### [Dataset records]

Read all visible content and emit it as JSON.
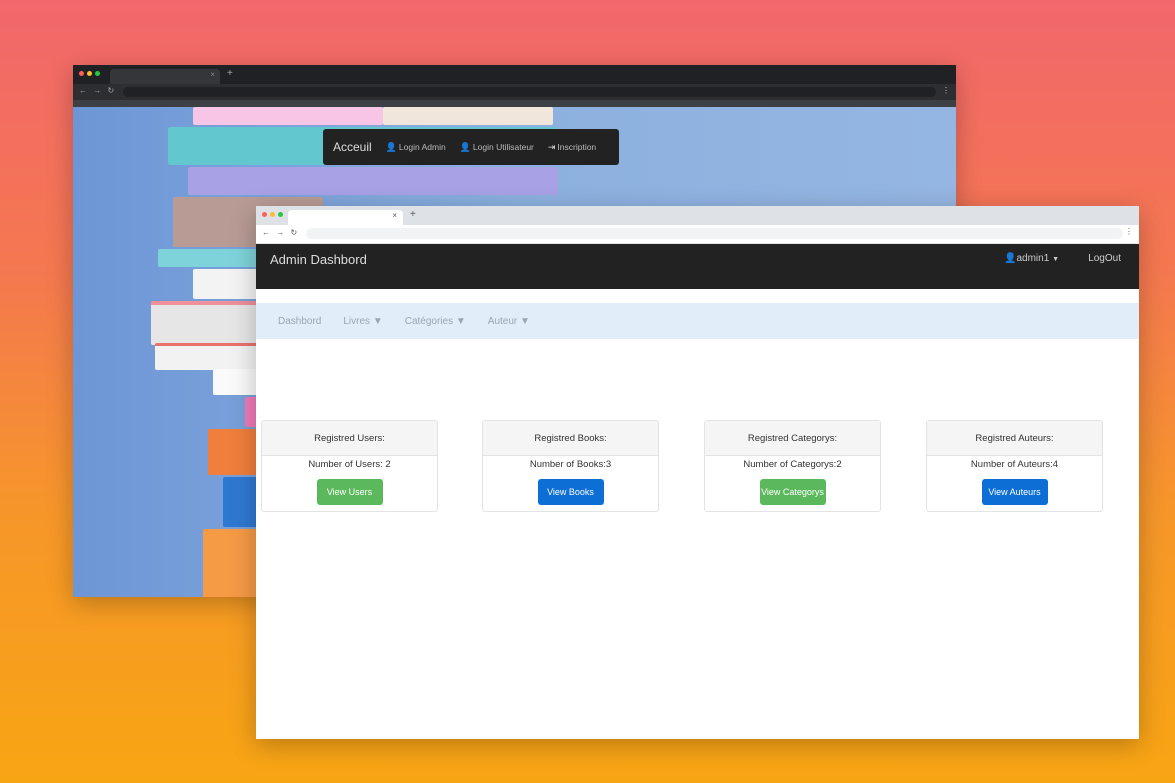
{
  "background_window": {
    "nav": {
      "brand": "Acceuil",
      "links": [
        {
          "label": "Login Admin",
          "icon": "user-icon"
        },
        {
          "label": "Login Utilisateur",
          "icon": "user-icon"
        },
        {
          "label": "Inscription",
          "icon": "sign-in-icon"
        }
      ]
    }
  },
  "front_window": {
    "header": {
      "title": "Admin Dashbord",
      "user": "admin1",
      "logout": "LogOut"
    },
    "subnav": {
      "items": [
        "Dashbord",
        "Livres",
        "Catégories",
        "Auteur"
      ]
    },
    "cards": [
      {
        "title": "Registred Users:",
        "count": "Number of Users: 2",
        "button": "View Users",
        "color": "#5cb85c"
      },
      {
        "title": "Registred Books:",
        "count": "Number of Books:3",
        "button": "View Books",
        "color": "#0d6fd5"
      },
      {
        "title": "Registred Categorys:",
        "count": "Number of Categorys:2",
        "button": "View Categorys",
        "color": "#5cb85c"
      },
      {
        "title": "Registred Auteurs:",
        "count": "Number of Auteurs:4",
        "button": "View Auteurs",
        "color": "#0d6fd5"
      }
    ]
  },
  "colors": {
    "gradient_top": "#f2676c",
    "gradient_bottom": "#f8a513",
    "navbar": "#222222",
    "subnav": "#e1eef9"
  }
}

### [WHAT IS EXPECTED]
Do not include images; quote all of the entries above exactly.

### [EXERCISE ANSWER]
Read all visible content and emit it as JSON.
{
  "background_window": {
    "nav": {
      "brand": "Acceuil",
      "links": [
        {
          "label": "Login Admin",
          "icon": "user-icon"
        },
        {
          "label": "Login Utilisateur",
          "icon": "user-icon"
        },
        {
          "label": "Inscription",
          "icon": "sign-in-icon"
        }
      ]
    }
  },
  "front_window": {
    "header": {
      "title": "Admin Dashbord",
      "user": "admin1",
      "logout": "LogOut"
    },
    "subnav": {
      "items": [
        "Dashbord",
        "Livres",
        "Catégories",
        "Auteur"
      ]
    },
    "cards": [
      {
        "title": "Registred Users:",
        "count": "Number of Users: 2",
        "button": "View Users",
        "color": "#5cb85c"
      },
      {
        "title": "Registred Books:",
        "count": "Number of Books:3",
        "button": "View Books",
        "color": "#0d6fd5"
      },
      {
        "title": "Registred Categorys:",
        "count": "Number of Categorys:2",
        "button": "View Categorys",
        "color": "#5cb85c"
      },
      {
        "title": "Registred Auteurs:",
        "count": "Number of Auteurs:4",
        "button": "View Auteurs",
        "color": "#0d6fd5"
      }
    ]
  },
  "colors": {
    "gradient_top": "#f2676c",
    "gradient_bottom": "#f8a513",
    "navbar": "#222222",
    "subnav": "#e1eef9"
  }
}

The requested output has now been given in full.